::: Input for this task

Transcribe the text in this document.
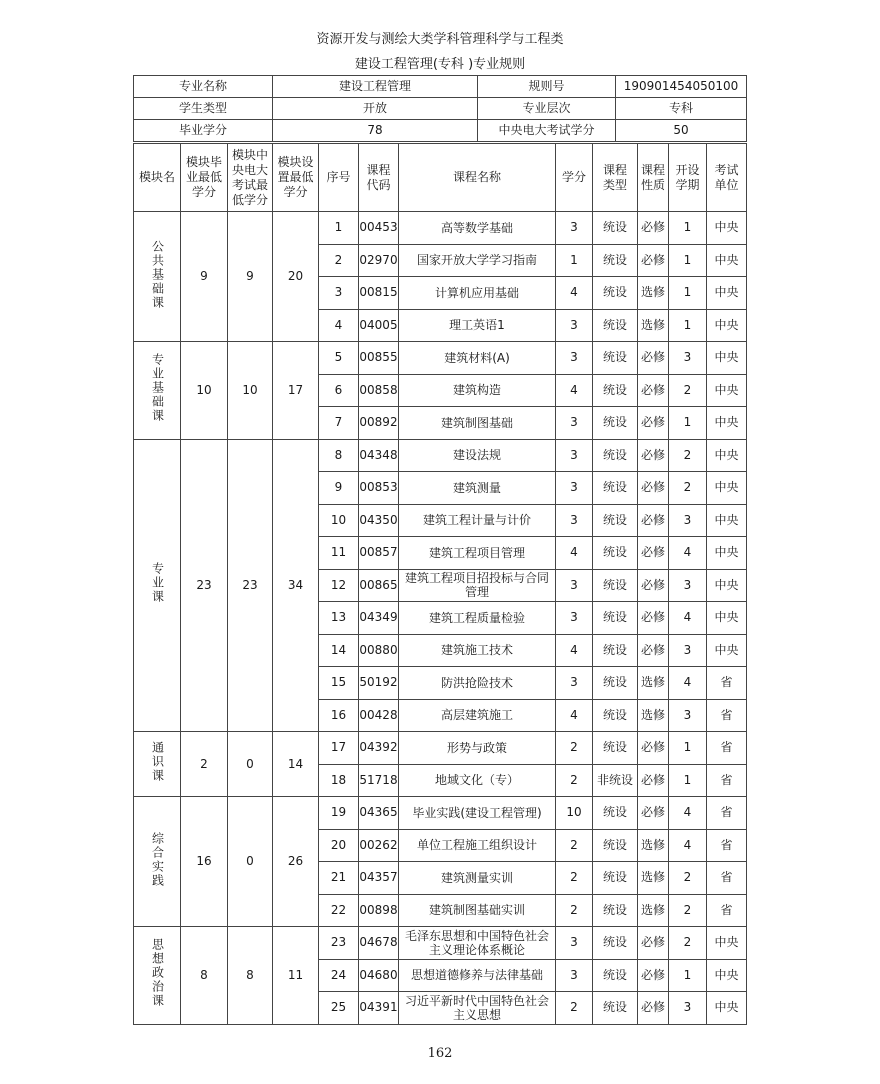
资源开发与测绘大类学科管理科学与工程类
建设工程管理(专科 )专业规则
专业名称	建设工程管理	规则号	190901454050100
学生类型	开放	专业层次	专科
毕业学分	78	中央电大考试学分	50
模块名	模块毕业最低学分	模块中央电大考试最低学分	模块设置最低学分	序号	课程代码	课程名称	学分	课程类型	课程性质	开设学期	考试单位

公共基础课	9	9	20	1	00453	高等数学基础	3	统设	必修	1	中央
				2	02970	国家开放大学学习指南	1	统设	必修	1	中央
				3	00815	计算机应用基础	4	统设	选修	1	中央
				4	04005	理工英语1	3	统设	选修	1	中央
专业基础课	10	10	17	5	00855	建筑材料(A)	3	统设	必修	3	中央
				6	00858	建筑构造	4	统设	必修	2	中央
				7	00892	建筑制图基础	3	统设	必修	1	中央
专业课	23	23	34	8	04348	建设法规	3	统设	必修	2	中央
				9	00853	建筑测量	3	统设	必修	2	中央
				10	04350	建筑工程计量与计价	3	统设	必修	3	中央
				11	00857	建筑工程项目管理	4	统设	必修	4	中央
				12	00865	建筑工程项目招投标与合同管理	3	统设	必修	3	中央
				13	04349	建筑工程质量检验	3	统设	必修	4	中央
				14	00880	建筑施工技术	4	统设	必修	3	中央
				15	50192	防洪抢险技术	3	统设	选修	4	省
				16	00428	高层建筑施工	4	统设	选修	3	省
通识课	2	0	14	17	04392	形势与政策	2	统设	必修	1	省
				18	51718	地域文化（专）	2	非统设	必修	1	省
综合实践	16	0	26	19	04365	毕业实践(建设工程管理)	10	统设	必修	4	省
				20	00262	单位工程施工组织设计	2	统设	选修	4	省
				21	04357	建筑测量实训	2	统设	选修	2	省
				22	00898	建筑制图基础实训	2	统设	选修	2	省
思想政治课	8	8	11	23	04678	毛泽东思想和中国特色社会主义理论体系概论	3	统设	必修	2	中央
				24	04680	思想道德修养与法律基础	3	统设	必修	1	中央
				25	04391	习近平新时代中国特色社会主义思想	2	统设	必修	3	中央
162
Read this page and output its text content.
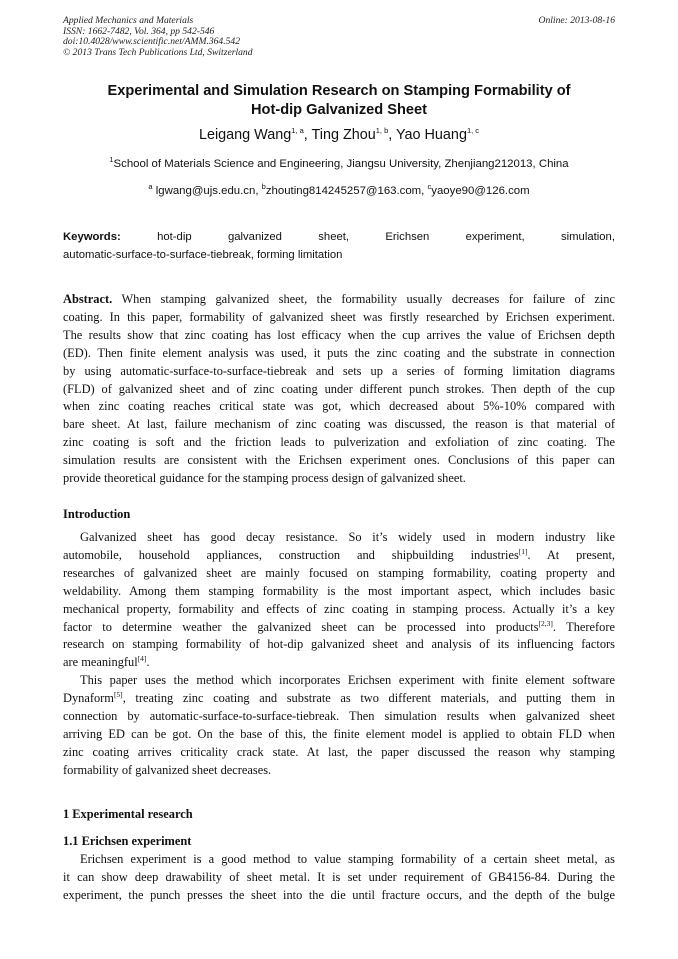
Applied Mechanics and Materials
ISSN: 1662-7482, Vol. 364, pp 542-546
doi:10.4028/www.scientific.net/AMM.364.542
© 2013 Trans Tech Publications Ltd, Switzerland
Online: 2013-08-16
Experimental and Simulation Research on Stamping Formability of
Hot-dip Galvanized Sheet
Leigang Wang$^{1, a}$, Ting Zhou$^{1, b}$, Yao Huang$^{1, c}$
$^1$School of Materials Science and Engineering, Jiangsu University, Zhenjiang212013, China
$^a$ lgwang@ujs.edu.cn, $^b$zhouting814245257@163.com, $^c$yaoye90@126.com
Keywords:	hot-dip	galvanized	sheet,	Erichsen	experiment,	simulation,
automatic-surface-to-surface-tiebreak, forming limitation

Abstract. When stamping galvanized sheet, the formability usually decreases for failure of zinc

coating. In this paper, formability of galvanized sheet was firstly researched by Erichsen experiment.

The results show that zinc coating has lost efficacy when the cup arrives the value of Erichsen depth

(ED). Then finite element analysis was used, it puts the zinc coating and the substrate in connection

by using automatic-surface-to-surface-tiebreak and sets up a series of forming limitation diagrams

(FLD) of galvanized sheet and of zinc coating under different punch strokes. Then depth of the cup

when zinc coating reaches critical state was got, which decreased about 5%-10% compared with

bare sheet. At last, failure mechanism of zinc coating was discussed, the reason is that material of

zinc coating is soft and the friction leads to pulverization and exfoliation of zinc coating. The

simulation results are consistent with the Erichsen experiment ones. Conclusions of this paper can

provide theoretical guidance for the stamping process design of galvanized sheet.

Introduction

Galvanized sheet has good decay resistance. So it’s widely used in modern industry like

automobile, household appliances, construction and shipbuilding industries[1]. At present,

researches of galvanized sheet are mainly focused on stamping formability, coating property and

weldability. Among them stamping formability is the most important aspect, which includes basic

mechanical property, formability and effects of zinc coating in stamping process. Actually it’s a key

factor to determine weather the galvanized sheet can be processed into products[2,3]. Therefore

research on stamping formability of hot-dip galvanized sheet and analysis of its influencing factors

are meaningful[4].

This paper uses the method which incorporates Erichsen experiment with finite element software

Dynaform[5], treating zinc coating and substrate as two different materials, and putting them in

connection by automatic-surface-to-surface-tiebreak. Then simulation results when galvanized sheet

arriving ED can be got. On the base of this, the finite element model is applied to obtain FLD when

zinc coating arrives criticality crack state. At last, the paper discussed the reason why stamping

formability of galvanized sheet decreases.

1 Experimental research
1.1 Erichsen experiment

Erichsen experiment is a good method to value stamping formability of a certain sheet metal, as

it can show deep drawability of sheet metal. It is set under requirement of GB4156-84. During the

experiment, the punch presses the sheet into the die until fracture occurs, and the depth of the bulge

::::::
::: Input for this task

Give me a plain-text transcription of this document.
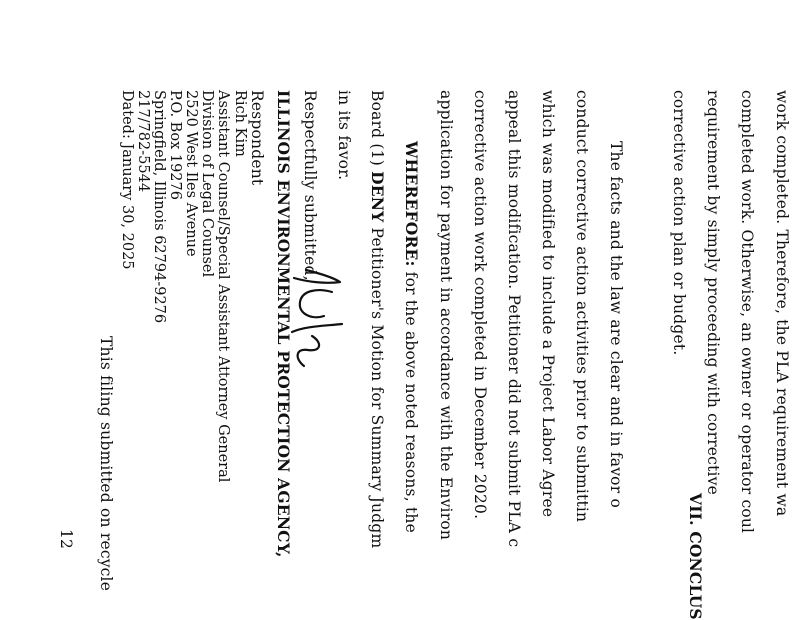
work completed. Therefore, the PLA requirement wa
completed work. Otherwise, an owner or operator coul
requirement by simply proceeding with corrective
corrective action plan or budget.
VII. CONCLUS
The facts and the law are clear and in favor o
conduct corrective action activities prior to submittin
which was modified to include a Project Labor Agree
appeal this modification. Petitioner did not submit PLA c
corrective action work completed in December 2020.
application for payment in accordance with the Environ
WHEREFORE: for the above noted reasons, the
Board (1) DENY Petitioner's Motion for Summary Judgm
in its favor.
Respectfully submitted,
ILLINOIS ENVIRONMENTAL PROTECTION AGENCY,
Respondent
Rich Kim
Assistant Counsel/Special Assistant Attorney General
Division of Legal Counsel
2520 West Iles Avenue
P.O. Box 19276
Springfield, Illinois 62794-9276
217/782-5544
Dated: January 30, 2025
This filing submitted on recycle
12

::::::

* [Short task]
Pick out every line holding the string "arrives" and return it.

* [Answer to the exercise]
The results show that zinc coating has lost efficacy when the cup arrives the value of Erichsen depth
zinc coating arrives criticality crack state. At last, the paper discussed the reason why stamping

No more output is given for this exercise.